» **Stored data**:

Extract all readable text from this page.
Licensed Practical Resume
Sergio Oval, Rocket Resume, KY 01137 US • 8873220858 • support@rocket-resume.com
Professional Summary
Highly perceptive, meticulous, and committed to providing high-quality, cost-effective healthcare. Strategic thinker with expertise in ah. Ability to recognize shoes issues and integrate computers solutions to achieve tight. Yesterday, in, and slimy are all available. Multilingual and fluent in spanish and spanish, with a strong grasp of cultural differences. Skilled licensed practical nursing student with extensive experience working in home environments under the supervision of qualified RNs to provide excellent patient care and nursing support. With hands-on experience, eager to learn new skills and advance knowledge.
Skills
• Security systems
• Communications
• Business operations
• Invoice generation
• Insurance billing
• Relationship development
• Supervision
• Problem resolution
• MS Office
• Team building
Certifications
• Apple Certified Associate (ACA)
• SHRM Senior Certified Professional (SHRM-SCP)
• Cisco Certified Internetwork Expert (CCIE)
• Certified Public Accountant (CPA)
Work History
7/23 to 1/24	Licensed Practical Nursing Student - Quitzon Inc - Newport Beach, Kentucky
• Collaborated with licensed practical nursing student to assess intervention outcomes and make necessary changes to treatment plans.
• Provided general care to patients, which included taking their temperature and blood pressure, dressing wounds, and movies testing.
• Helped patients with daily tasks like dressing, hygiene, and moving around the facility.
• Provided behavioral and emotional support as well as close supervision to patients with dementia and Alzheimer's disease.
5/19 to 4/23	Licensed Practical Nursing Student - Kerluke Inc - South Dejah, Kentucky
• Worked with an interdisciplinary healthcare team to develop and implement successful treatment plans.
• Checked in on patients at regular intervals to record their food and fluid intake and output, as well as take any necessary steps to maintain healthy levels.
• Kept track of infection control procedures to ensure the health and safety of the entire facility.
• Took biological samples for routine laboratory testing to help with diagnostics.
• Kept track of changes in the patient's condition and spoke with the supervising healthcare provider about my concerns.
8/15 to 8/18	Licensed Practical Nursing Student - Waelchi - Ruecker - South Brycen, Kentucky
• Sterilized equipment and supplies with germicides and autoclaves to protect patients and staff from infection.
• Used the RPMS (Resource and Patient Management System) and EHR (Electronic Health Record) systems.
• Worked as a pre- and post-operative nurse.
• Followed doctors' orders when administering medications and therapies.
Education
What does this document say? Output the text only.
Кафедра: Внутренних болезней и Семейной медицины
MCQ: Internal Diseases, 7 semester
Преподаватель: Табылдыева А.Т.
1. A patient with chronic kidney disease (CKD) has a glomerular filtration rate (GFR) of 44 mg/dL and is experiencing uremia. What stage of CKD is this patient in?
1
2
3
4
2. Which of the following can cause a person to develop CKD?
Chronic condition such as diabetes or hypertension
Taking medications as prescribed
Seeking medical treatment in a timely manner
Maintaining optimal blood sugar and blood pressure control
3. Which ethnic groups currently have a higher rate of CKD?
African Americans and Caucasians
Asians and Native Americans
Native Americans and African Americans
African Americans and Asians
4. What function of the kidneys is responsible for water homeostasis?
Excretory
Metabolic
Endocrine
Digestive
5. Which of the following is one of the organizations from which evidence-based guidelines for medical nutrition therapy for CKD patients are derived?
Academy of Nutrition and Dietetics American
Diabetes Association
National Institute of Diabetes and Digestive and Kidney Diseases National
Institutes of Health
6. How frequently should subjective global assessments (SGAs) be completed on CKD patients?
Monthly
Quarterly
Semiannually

» **PROBLEM TO WORK ON**:
Go through the records above, find every line with the word "systems", and list those lines.

» **YOUR SOLUTION**:
• Security systems
• Used the RPMS (Resource and Patient Management System) and EHR (Electronic Health Record) systems.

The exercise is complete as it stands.